** TASK INSTRUCTIONS **
Locate the word "damage" in the entries below, then gather every line that holds it.

** DATASET ROWS **
□ □ □ □ □ □ □

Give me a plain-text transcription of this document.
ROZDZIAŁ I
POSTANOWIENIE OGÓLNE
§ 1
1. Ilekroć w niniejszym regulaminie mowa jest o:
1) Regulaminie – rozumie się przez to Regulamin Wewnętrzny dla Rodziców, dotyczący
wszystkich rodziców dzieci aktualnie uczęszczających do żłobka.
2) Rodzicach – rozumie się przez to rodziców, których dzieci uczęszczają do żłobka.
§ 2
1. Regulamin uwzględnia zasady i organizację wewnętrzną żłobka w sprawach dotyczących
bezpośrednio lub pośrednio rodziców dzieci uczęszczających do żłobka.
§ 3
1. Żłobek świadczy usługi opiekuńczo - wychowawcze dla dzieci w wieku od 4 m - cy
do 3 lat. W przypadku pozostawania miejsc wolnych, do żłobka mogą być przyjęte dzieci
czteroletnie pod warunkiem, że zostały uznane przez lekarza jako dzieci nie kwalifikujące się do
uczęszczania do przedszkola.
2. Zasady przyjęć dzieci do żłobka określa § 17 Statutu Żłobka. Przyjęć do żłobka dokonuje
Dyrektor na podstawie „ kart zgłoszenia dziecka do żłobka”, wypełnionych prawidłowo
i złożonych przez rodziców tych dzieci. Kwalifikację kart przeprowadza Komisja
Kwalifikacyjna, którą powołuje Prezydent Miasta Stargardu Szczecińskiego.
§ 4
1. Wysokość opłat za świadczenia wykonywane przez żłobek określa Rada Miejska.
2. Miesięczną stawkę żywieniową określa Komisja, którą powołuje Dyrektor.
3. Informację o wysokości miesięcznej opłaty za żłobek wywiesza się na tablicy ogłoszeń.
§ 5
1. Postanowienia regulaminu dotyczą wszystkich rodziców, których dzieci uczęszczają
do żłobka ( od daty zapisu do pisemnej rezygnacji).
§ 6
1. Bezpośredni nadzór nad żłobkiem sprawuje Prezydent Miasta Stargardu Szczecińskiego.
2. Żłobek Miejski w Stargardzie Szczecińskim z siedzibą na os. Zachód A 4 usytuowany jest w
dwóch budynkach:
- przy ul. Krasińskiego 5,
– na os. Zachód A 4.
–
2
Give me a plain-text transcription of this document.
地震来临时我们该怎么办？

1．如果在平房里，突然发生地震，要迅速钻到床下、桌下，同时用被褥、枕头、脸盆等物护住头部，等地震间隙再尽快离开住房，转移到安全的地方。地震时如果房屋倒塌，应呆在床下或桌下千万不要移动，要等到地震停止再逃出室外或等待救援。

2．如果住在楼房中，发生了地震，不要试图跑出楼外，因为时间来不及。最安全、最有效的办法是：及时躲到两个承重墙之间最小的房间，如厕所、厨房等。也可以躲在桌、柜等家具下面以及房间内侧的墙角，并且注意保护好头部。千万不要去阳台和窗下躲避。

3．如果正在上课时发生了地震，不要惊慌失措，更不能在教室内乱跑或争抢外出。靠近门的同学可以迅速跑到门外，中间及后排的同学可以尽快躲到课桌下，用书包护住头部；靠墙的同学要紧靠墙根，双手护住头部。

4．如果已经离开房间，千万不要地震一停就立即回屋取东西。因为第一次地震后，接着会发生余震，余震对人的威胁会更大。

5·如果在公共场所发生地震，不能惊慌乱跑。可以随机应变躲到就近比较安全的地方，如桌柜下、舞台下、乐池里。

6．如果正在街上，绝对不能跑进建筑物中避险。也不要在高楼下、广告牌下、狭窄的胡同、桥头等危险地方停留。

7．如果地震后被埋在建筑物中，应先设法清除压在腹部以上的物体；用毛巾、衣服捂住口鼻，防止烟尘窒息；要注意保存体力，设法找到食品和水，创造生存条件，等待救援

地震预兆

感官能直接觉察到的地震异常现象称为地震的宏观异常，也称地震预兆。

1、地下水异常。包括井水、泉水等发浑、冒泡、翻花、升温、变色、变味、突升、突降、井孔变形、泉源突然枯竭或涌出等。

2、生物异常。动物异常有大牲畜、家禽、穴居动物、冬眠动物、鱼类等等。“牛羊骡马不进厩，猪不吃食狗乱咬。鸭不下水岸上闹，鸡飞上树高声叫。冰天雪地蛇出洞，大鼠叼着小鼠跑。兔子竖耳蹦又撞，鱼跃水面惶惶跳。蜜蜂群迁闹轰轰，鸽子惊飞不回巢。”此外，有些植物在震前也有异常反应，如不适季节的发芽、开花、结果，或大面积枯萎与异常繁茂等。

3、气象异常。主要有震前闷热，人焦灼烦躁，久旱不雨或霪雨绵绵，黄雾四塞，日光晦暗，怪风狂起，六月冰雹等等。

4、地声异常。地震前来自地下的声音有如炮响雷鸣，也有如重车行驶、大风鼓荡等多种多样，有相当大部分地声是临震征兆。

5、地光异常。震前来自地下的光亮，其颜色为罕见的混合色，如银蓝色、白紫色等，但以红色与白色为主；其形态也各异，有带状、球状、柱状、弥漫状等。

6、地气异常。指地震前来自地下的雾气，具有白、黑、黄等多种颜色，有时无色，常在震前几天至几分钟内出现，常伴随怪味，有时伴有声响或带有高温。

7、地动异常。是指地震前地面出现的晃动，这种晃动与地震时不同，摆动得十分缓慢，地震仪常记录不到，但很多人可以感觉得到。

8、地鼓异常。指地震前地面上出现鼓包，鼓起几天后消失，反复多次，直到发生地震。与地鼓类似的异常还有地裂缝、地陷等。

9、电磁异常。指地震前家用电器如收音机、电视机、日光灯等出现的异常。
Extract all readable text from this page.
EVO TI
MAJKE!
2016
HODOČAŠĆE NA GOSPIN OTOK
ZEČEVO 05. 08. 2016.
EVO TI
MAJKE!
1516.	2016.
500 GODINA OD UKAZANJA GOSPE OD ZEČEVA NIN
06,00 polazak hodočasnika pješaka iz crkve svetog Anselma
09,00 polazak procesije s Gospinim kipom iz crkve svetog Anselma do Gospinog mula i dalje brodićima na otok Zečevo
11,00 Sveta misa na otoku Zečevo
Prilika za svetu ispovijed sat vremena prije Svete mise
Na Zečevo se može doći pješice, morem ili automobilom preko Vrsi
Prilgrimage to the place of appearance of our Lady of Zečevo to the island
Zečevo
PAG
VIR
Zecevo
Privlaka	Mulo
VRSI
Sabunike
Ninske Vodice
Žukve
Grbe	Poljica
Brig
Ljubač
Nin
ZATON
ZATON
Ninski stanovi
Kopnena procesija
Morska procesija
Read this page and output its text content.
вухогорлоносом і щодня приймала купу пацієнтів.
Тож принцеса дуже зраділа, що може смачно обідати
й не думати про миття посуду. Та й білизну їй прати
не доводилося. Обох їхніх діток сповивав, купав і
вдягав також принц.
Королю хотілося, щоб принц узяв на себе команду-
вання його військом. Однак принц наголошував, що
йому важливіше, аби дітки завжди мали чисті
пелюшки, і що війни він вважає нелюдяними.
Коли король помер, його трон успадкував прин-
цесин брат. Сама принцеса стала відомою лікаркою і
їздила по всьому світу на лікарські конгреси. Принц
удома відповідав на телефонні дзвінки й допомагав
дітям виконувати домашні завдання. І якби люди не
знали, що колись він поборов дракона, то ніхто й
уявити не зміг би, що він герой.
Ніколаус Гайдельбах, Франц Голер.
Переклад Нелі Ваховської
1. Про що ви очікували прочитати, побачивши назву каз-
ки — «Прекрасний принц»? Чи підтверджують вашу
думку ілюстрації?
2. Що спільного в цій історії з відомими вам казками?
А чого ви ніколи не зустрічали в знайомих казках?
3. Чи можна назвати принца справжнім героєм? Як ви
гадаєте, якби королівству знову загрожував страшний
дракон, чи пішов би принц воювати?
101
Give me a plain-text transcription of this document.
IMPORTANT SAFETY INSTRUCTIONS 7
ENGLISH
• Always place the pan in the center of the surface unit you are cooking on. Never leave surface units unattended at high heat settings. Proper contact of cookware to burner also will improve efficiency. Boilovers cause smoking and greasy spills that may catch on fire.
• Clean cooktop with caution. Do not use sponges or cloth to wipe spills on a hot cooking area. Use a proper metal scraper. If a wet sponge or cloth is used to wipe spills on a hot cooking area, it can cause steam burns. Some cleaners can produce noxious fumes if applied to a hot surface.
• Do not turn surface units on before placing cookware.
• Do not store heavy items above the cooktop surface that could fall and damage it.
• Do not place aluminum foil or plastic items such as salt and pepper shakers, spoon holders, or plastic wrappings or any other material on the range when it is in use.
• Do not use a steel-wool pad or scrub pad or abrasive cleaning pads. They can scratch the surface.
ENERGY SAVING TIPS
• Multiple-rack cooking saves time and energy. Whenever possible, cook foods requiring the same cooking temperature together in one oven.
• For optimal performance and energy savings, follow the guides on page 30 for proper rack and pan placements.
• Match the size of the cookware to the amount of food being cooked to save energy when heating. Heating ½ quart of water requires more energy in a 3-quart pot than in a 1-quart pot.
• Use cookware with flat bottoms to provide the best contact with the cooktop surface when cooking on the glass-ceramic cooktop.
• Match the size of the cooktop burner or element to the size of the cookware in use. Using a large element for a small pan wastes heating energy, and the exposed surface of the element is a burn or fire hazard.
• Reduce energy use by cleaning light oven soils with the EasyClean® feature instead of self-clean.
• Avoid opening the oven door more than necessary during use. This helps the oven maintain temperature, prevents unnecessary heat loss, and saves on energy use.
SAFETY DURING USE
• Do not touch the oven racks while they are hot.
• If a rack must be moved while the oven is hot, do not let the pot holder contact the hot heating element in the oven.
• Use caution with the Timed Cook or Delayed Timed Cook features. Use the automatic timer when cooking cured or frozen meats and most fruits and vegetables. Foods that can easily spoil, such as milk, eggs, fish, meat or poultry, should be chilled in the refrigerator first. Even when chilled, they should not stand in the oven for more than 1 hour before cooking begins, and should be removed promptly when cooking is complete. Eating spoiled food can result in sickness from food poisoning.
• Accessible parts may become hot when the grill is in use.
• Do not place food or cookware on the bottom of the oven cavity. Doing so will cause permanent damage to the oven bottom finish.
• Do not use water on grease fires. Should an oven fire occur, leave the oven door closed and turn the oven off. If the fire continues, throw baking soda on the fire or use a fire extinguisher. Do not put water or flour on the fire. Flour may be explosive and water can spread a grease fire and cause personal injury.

□ □ □ □ □ □ □

** WORKED SOLUTION **
• Do not store heavy items above the cooktop surface that could fall and damage it.
• Do not place food or cookware on the bottom of the oven cavity. Doing so will cause permanent damage to the oven bottom finish.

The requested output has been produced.